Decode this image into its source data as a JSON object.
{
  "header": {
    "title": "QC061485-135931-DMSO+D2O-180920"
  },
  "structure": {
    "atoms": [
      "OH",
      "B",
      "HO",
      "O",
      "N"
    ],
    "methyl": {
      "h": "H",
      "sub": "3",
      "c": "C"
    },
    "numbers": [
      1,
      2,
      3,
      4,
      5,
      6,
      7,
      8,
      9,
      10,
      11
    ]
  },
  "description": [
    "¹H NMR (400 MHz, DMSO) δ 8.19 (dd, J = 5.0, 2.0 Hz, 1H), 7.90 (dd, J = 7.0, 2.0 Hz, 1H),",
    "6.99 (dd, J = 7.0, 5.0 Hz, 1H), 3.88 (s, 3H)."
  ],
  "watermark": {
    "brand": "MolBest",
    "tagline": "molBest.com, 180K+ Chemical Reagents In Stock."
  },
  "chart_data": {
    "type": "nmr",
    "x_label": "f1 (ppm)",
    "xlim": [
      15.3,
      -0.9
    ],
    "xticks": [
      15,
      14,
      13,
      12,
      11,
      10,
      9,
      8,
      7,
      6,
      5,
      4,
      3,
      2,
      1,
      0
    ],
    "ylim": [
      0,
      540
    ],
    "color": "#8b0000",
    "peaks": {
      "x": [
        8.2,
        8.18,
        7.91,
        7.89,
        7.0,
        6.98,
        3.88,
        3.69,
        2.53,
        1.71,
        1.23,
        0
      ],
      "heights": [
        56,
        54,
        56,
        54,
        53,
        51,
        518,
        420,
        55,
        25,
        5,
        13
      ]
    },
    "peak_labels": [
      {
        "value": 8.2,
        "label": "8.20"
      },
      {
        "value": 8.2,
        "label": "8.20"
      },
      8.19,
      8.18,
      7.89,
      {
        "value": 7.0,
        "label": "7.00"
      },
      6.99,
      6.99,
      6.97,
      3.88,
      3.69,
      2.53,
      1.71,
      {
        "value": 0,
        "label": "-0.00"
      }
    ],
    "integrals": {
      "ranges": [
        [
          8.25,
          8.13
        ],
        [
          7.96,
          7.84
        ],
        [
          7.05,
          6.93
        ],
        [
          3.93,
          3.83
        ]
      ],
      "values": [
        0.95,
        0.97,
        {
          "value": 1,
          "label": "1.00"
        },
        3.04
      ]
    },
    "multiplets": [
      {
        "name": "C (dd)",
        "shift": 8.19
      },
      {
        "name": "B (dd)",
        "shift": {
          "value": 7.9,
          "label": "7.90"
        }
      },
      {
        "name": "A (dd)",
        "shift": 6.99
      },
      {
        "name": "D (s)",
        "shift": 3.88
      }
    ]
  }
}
--- --- ---
Exercise goal: Copy out the whole listing exactly; please set it all down.

The completed task:
Decode this image into its source data as a JSON object.
{
  "header": {
    "title": "QC061485-135931-DMSO+D2O-180920"
  },
  "structure": {
    "atoms": [
      "OH",
      "B",
      "HO",
      "O",
      "N"
    ],
    "methyl": {
      "h": "H",
      "sub": "3",
      "c": "C"
    },
    "numbers": [
      1,
      2,
      3,
      4,
      5,
      6,
      7,
      8,
      9,
      10,
      11
    ]
  },
  "description": [
    "¹H NMR (400 MHz, DMSO) δ 8.19 (dd, J = 5.0, 2.0 Hz, 1H), 7.90 (dd, J = 7.0, 2.0 Hz, 1H),",
    "6.99 (dd, J = 7.0, 5.0 Hz, 1H), 3.88 (s, 3H)."
  ],
  "watermark": {
    "brand": "MolBest",
    "tagline": "molBest.com, 180K+ Chemical Reagents In Stock."
  },
  "chart_data": {
    "type": "nmr",
    "x_label": "f1 (ppm)",
    "xlim": [
      15.3,
      -0.9
    ],
    "xticks": [
      15,
      14,
      13,
      12,
      11,
      10,
      9,
      8,
      7,
      6,
      5,
      4,
      3,
      2,
      1,
      0
    ],
    "ylim": [
      0,
      540
    ],
    "color": "#8b0000",
    "peaks": {
      "x": [
        8.2,
        8.18,
        7.91,
        7.89,
        7.0,
        6.98,
        3.88,
        3.69,
        2.53,
        1.71,
        1.23,
        0
      ],
      "heights": [
        56,
        54,
        56,
        54,
        53,
        51,
        518,
        420,
        55,
        25,
        5,
        13
      ]
    },
    "peak_labels": [
      {
        "value": 8.2,
        "label": "8.20"
      },
      {
        "value": 8.2,
        "label": "8.20"
      },
      8.19,
      8.18,
      7.89,
      {
        "value": 7.0,
        "label": "7.00"
      },
      6.99,
      6.99,
      6.97,
      3.88,
      3.69,
      2.53,
      1.71,
      {
        "value": 0,
        "label": "-0.00"
      }
    ],
    "integrals": {
      "ranges": [
        [
          8.25,
          8.13
        ],
        [
          7.96,
          7.84
        ],
        [
          7.05,
          6.93
        ],
        [
          3.93,
          3.83
        ]
      ],
      "values": [
        0.95,
        0.97,
        {
          "value": 1,
          "label": "1.00"
        },
        3.04
      ]
    },
    "multiplets": [
      {
        "name": "C (dd)",
        "shift": 8.19
      },
      {
        "name": "B (dd)",
        "shift": {
          "value": 7.9,
          "label": "7.90"
        }
      },
      {
        "name": "A (dd)",
        "shift": 6.99
      },
      {
        "name": "D (s)",
        "shift": 3.88
      }
    ]
  }
}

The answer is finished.